Filter this material down to the lines that hold "journey", copying each one.

===== RECORDS FOR PROCESSING

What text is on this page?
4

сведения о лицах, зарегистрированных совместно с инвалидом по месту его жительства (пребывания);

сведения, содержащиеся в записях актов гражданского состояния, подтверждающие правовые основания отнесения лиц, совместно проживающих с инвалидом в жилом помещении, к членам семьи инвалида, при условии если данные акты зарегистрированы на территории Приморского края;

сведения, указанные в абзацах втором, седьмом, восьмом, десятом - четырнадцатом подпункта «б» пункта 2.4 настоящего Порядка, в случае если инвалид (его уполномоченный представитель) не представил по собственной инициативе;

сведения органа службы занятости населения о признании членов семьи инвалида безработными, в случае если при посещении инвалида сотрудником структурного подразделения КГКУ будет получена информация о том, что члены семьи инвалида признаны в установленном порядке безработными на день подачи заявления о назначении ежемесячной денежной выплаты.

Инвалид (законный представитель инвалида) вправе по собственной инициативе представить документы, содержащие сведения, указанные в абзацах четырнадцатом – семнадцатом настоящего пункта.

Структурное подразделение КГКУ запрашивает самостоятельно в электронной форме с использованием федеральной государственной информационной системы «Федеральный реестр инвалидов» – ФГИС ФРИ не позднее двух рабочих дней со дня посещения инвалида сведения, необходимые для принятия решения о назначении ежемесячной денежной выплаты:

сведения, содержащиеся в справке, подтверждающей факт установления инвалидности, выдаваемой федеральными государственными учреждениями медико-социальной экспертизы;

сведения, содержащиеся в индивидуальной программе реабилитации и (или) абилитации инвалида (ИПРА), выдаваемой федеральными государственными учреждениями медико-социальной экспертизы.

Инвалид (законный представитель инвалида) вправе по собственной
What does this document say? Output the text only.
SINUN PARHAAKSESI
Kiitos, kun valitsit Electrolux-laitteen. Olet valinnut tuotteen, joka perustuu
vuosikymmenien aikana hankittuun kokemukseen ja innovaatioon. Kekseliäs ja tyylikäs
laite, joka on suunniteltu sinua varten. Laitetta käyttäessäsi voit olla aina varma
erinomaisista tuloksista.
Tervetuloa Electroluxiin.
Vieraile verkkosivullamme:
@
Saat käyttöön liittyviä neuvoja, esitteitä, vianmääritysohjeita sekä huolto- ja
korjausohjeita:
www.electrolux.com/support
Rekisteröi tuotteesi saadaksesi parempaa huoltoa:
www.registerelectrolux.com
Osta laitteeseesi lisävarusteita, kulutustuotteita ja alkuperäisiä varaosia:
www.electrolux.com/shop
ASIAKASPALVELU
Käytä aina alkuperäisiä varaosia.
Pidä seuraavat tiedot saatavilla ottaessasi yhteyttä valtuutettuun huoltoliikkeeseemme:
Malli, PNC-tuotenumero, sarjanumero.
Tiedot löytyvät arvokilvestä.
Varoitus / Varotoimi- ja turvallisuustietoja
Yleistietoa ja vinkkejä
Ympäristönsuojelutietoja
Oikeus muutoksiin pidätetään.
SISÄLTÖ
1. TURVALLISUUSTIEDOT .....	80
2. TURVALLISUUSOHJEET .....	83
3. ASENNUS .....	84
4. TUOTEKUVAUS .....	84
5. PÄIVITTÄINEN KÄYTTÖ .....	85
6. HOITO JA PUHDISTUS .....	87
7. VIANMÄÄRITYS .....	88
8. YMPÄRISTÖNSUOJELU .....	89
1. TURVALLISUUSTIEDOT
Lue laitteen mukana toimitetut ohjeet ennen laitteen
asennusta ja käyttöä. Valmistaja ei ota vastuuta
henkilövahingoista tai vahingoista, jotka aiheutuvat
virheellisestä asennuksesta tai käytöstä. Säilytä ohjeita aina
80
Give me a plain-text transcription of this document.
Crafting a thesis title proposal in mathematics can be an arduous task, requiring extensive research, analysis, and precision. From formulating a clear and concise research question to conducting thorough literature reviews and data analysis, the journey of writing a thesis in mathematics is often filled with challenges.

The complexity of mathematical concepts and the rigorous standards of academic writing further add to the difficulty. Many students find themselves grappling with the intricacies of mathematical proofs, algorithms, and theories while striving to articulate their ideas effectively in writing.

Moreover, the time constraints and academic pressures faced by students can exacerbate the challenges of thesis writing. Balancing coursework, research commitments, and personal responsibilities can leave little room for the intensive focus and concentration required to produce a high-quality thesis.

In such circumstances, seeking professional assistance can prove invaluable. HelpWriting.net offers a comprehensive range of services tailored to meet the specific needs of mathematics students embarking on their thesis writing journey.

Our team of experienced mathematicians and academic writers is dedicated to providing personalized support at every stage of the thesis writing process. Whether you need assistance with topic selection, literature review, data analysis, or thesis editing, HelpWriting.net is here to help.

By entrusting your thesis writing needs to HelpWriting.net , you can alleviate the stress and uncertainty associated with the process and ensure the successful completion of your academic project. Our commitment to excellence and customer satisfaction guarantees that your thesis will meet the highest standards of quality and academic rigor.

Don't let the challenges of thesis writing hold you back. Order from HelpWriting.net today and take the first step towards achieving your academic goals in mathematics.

==========

■ **EXPECTED OUTPUT**:
Crafting a thesis title proposal in mathematics can be an arduous task, requiring extensive research, analysis, and precision. From formulating a clear and concise research question to conducting thorough literature reviews and data analysis, the journey of writing a thesis in mathematics is often filled with challenges.
In such circumstances, seeking professional assistance can prove invaluable. HelpWriting.net offers a comprehensive range of services tailored to meet the specific needs of mathematics students embarking on their thesis writing journey.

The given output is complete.